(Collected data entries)
• • • •

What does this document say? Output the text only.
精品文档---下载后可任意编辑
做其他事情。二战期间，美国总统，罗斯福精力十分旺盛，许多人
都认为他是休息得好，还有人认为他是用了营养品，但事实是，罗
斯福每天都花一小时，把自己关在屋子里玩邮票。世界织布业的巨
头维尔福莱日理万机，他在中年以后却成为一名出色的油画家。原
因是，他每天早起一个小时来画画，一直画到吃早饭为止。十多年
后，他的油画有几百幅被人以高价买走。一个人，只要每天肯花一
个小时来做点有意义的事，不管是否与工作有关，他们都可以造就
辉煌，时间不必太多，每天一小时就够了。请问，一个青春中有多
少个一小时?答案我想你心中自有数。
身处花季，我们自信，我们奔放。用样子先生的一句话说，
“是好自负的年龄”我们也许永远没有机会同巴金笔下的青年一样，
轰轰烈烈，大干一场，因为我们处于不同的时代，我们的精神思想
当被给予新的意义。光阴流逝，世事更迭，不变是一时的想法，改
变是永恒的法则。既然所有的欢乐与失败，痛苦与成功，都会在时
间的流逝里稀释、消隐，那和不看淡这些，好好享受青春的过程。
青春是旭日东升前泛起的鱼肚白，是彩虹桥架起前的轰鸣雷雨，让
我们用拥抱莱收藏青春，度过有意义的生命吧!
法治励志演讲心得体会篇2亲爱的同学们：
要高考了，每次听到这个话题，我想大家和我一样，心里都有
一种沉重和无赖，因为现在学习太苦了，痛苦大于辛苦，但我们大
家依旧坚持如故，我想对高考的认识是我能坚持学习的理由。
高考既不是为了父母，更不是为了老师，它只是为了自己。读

• • • •

- **What is required**
Retype all of the data shown above, word for word.

- **Solution to this task**
What does this document say? Output the text only.
精品文档---下载后可任意编辑
做其他事情。二战期间，美国总统，罗斯福精力十分旺盛，许多人
都认为他是休息得好，还有人认为他是用了营养品，但事实是，罗
斯福每天都花一小时，把自己关在屋子里玩邮票。世界织布业的巨
头维尔福莱日理万机，他在中年以后却成为一名出色的油画家。原
因是，他每天早起一个小时来画画，一直画到吃早饭为止。十多年
后，他的油画有几百幅被人以高价买走。一个人，只要每天肯花一
个小时来做点有意义的事，不管是否与工作有关，他们都可以造就
辉煌，时间不必太多，每天一小时就够了。请问，一个青春中有多
少个一小时?答案我想你心中自有数。
身处花季，我们自信，我们奔放。用样子先生的一句话说，
“是好自负的年龄”我们也许永远没有机会同巴金笔下的青年一样，
轰轰烈烈，大干一场，因为我们处于不同的时代，我们的精神思想
当被给予新的意义。光阴流逝，世事更迭，不变是一时的想法，改
变是永恒的法则。既然所有的欢乐与失败，痛苦与成功，都会在时
间的流逝里稀释、消隐，那和不看淡这些，好好享受青春的过程。
青春是旭日东升前泛起的鱼肚白，是彩虹桥架起前的轰鸣雷雨，让
我们用拥抱莱收藏青春，度过有意义的生命吧!
法治励志演讲心得体会篇2亲爱的同学们：
要高考了，每次听到这个话题，我想大家和我一样，心里都有
一种沉重和无赖，因为现在学习太苦了，痛苦大于辛苦，但我们大
家依旧坚持如故，我想对高考的认识是我能坚持学习的理由。
高考既不是为了父母，更不是为了老师，它只是为了自己。读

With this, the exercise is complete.